- [Work instructions]
Count the lines in the data below where the string "this" occurs, please, and give the number alone.

Items from a dataset

──────────

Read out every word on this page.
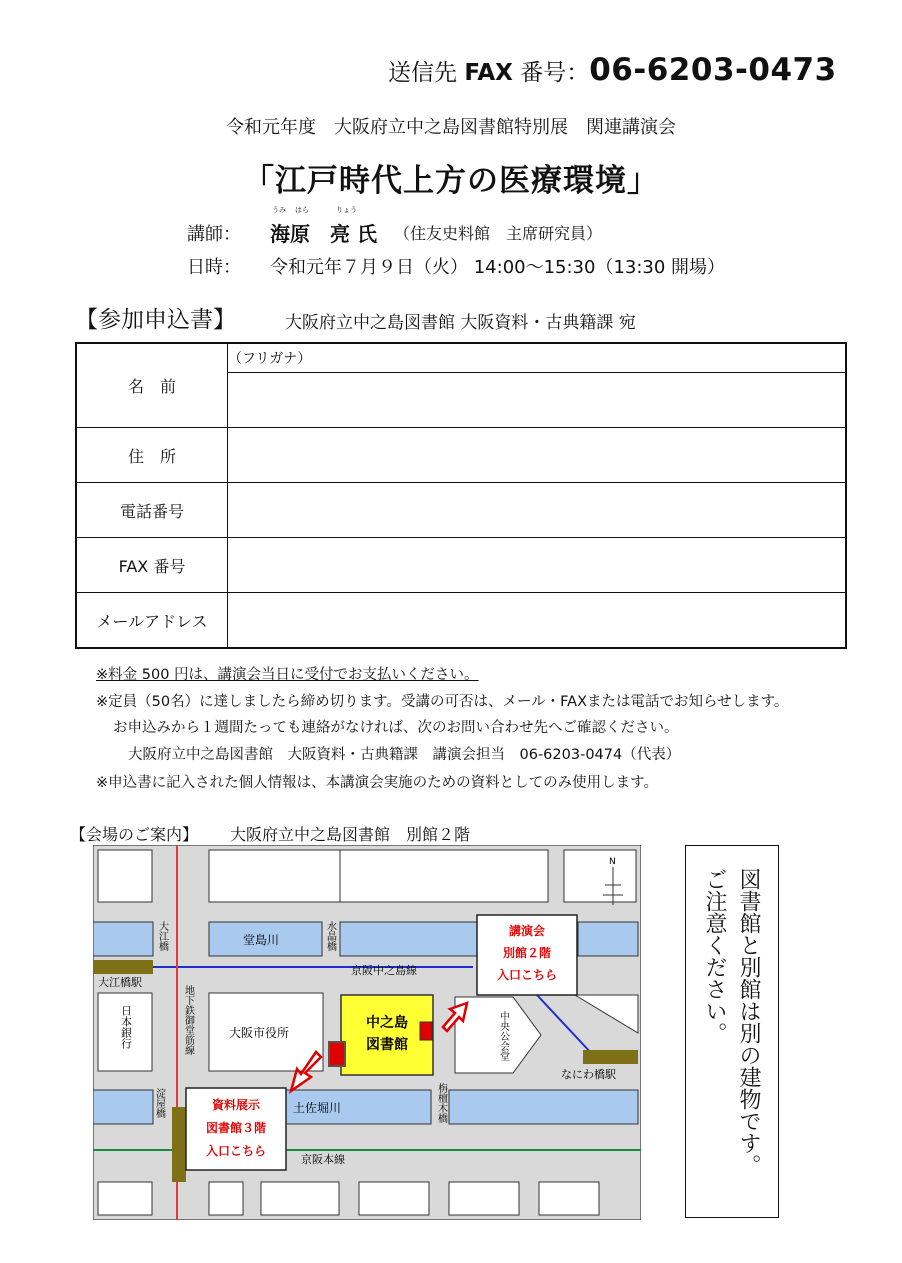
送信先 FAX 番号：06-6203-0473
令和元年度　大阪府立中之島図書館特別展　関連講演会
「江戸時代上方の医療環境」
講師：
うみ はら	りょう
海原　亮 氏 （住友史料館　主席研究員）
日時： 令和元年７月９日（火） 14:00～15:30（13:30 開場）
【参加申込書】	大阪府立中之島図書館 大阪資料・古典籍課 宛
名　前	（フリガナ）

住　所	
電話番号	
FAX 番号	
メールアドレス	
※料金 500 円は、講演会当日に受付でお支払いください。
※定員（50名）に達しましたら締め切ります。受講の可否は、メール・FAXまたは電話でお知らせします。
お申込みから１週間たっても連絡がなければ、次のお問い合わせ先へご確認ください。
大阪府立中之島図書館　大阪資料・古典籍課　講演会担当　06-6203-0474（代表）
※申込書に記入された個人情報は、本講演会実施のための資料としてのみ使用します。
【会場のご案内】 大阪府立中之島図書館　別館２階
N
講演会
別館２階
入口こちら
資料展示
図書館３階
入口こちら
堂島川
京阪中之島線
大江橋駅
大阪市役所
中之島
図書館
なにわ橋駅
土佐堀川
京阪本線
大江橋	水晶橋
地下鉄御堂筋線
日本銀行
淀屋橋	栴檀木橋
中央公会堂	図書館と別館は別の建物です。
ご注意ください。
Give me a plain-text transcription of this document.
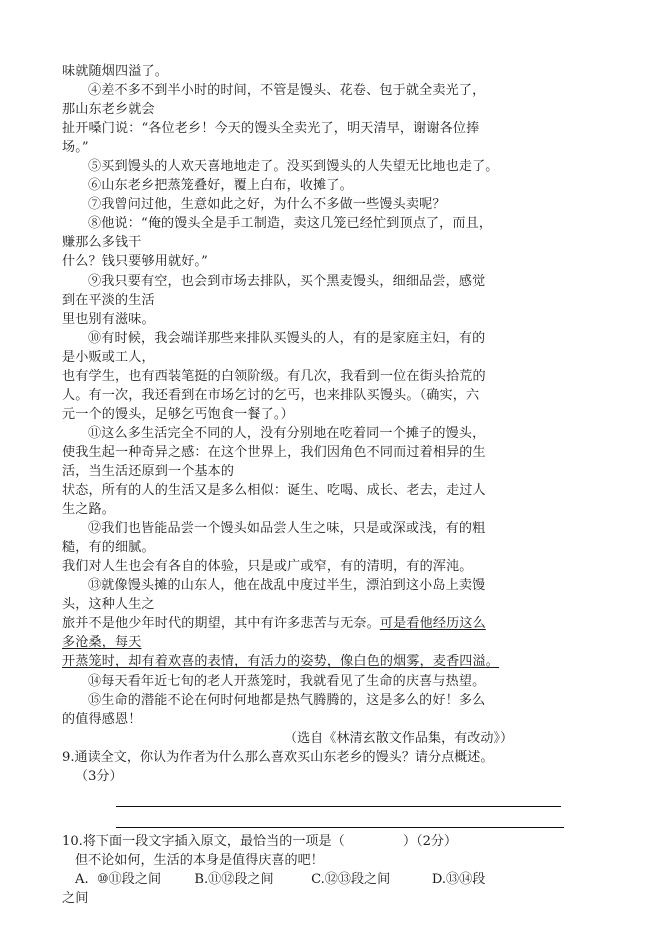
味就随烟四溢了。
④差不多不到半小时的时间，不管是馒头、花卷、包于就全卖光了，
那山东老乡就会
扯开嗓门说：“各位老乡！今天的馒头全卖光了，明天清早，谢谢各位捧
场。”
⑤买到馒头的人欢天喜地地走了。没买到馒头的人失望无比地也走了。
⑥山东老乡把蒸笼叠好，覆上白布，收摊了。
⑦我曾问过他，生意如此之好，为什么不多做一些馒头卖呢？
⑧他说：“俺的馒头全是手工制造，卖这几笼已经忙到顶点了，而且，
赚那么多钱干
什么？钱只要够用就好。”
⑨我只要有空，也会到市场去排队，买个黑麦馒头，细细品尝，感觉
到在平淡的生活
里也别有滋味。
⑩有时候，我会端详那些来排队买馒头的人，有的是家庭主妇，有的
是小贩或工人，
也有学生，也有西装笔挺的白领阶级。有几次，我看到一位在街头拾荒的
人。有一次，我还看到在市场乞讨的乞丐，也来排队买馒头。（确实，六
元一个的馒头，足够乞丐饱食一餐了。）
⑪这么多生活完全不同的人，没有分别地在吃着同一个摊子的馒头，
使我生起一种奇异之感：在这个世界上，我们因角色不同而过着相异的生
活，当生活还原到一个基本的
状态，所有的人的生活又是多么相似：诞生、吃喝、成长、老去，走过人
生之路。
⑫我们也皆能品尝一个馒头如品尝人生之味，只是或深或浅，有的粗
糙，有的细腻。
我们对人生也会有各自的体验，只是或广或窄，有的清明，有的浑沌。
⑬就像馒头摊的山东人，他在战乱中度过半生，漂泊到这小岛上卖馒
头，这种人生之
旅并不是他少年时代的期望，其中有许多悲苦与无奈。可是看他经历这么
多沧桑，每天
开蒸笼时，却有着欢喜的表情，有活力的姿势，像白色的烟雾，麦香四溢。
⑭每天看年近七旬的老人开蒸笼时，我就看见了生命的庆喜与热望。
⑮生命的潜能不论在何时何地都是热气腾腾的，这是多么的好！多么
的值得感恩！
（选自《林清玄散文作品集，有改动》）
9.通读全文，你认为作者为什么那么喜欢买山东老乡的馒头？请分点概述。
（3分）
10.将下面一段文字插入原文，最恰当的一项是（              ）（2分）
但不论如何，生活的本身是值得庆喜的吧！
A.  ⑩⑪段之间        B.⑪⑫段之间         C.⑫⑬段之间          D.⑬⑭段
之间
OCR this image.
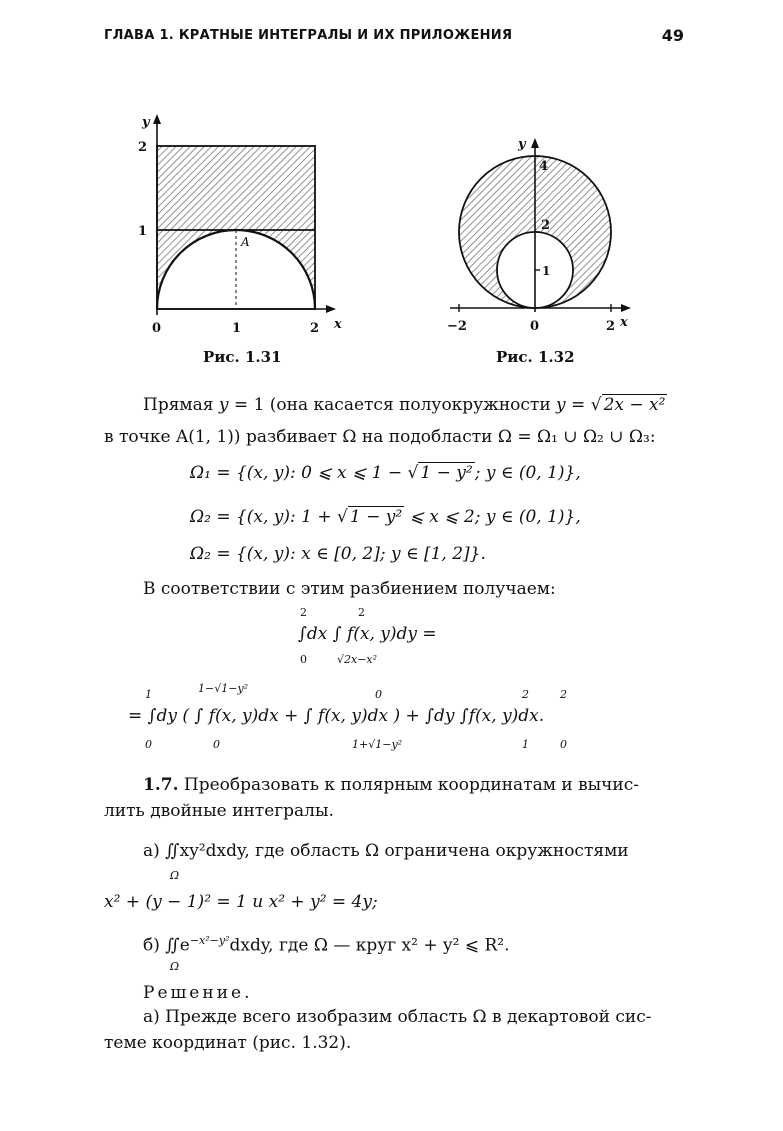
ГЛАВА 1. КРАТНЫЕ ИНТЕГРАЛЫ И ИХ ПРИЛОЖЕНИЯ	49
y
x
2
1
0	1	2
A
Рис. 1.31
y
x
4
2
1
−2	0	2
Рис. 1.32
Прямая y = 1 (она касается полуокружности y = √ 2x − x²
в точке A(1, 1)) разбивает Ω на подобласти Ω = Ω₁ ∪ Ω₂ ∪ Ω₃:
Ω₁ = {(x, y): 0 ⩽ x ⩽ 1 − √ 1 − y² ; y ∈ (0, 1)},
Ω₂ = {(x, y): 1 + √ 1 − y² ⩽ x ⩽ 2; y ∈ (0, 1)},
Ω₂ = {(x, y): x ∈ [0, 2]; y ∈ [1, 2]}.
В соответствии с этим разбиением получаем:
2	2
∫dx ∫ f(x, y)dy =
0	√2x−x²
1	1−√1−y²	0	2	2
= ∫dy ( ∫ f(x, y)dx + ∫ f(x, y)dx ) + ∫dy ∫f(x, y)dx.
0	0	1+√1−y²	1	0
1.7. Преобразовать к полярным координатам и вычис-
лить двойные интегралы.
а) ∬xy²dxdy, где область Ω ограничена окружностями
Ω
x² + (y − 1)² = 1 и x² + y² = 4y;
б) $∬e^{-x^2-y^2}dxdy$, где Ω — круг x² + y² ⩽ R².
Ω
Решение.
а) Прежде всего изобразим область Ω в декартовой сис-
теме координат (рис. 1.32).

──────────

- [Written reply]
3